> Description of the task
Output every entry exactly, from the first line to the last.

> Raw records
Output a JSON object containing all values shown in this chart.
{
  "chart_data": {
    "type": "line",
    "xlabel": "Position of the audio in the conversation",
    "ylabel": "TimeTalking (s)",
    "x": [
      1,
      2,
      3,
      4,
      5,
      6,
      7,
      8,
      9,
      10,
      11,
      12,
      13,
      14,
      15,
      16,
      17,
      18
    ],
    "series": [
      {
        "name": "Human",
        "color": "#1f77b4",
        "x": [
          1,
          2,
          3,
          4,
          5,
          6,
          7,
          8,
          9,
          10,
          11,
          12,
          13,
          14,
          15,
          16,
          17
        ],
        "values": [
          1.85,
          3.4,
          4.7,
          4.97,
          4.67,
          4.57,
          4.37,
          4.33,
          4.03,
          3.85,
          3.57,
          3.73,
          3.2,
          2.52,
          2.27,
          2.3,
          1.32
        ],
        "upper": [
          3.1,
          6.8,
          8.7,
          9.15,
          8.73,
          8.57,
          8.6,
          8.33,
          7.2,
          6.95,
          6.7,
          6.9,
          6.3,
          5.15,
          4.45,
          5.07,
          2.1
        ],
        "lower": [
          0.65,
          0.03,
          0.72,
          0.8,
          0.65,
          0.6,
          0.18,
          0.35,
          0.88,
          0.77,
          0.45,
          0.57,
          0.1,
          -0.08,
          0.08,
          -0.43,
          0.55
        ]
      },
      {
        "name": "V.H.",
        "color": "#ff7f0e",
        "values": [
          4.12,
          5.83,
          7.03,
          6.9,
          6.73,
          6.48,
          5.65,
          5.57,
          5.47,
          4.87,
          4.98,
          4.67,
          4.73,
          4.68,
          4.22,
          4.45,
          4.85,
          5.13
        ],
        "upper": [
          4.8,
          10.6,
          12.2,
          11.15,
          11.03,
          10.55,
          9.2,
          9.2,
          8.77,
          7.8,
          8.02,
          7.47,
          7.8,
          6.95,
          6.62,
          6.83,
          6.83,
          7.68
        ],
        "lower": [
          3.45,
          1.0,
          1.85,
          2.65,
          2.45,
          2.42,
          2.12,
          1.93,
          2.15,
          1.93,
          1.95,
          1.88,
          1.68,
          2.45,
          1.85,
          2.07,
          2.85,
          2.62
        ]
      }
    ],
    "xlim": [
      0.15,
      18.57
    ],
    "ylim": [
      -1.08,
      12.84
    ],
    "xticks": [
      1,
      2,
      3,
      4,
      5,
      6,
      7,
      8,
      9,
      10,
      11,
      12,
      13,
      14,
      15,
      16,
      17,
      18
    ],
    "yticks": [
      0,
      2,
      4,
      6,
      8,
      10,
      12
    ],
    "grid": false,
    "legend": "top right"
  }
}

> Written response
Output a JSON object containing all values shown in this chart.
{
  "chart_data": {
    "type": "line",
    "xlabel": "Position of the audio in the conversation",
    "ylabel": "TimeTalking (s)",
    "x": [
      1,
      2,
      3,
      4,
      5,
      6,
      7,
      8,
      9,
      10,
      11,
      12,
      13,
      14,
      15,
      16,
      17,
      18
    ],
    "series": [
      {
        "name": "Human",
        "color": "#1f77b4",
        "x": [
          1,
          2,
          3,
          4,
          5,
          6,
          7,
          8,
          9,
          10,
          11,
          12,
          13,
          14,
          15,
          16,
          17
        ],
        "values": [
          1.85,
          3.4,
          4.7,
          4.97,
          4.67,
          4.57,
          4.37,
          4.33,
          4.03,
          3.85,
          3.57,
          3.73,
          3.2,
          2.52,
          2.27,
          2.3,
          1.32
        ],
        "upper": [
          3.1,
          6.8,
          8.7,
          9.15,
          8.73,
          8.57,
          8.6,
          8.33,
          7.2,
          6.95,
          6.7,
          6.9,
          6.3,
          5.15,
          4.45,
          5.07,
          2.1
        ],
        "lower": [
          0.65,
          0.03,
          0.72,
          0.8,
          0.65,
          0.6,
          0.18,
          0.35,
          0.88,
          0.77,
          0.45,
          0.57,
          0.1,
          -0.08,
          0.08,
          -0.43,
          0.55
        ]
      },
      {
        "name": "V.H.",
        "color": "#ff7f0e",
        "values": [
          4.12,
          5.83,
          7.03,
          6.9,
          6.73,
          6.48,
          5.65,
          5.57,
          5.47,
          4.87,
          4.98,
          4.67,
          4.73,
          4.68,
          4.22,
          4.45,
          4.85,
          5.13
        ],
        "upper": [
          4.8,
          10.6,
          12.2,
          11.15,
          11.03,
          10.55,
          9.2,
          9.2,
          8.77,
          7.8,
          8.02,
          7.47,
          7.8,
          6.95,
          6.62,
          6.83,
          6.83,
          7.68
        ],
        "lower": [
          3.45,
          1.0,
          1.85,
          2.65,
          2.45,
          2.42,
          2.12,
          1.93,
          2.15,
          1.93,
          1.95,
          1.88,
          1.68,
          2.45,
          1.85,
          2.07,
          2.85,
          2.62
        ]
      }
    ],
    "xlim": [
      0.15,
      18.57
    ],
    "ylim": [
      -1.08,
      12.84
    ],
    "xticks": [
      1,
      2,
      3,
      4,
      5,
      6,
      7,
      8,
      9,
      10,
      11,
      12,
      13,
      14,
      15,
      16,
      17,
      18
    ],
    "yticks": [
      0,
      2,
      4,
      6,
      8,
      10,
      12
    ],
    "grid": false,
    "legend": "top right"
  }
}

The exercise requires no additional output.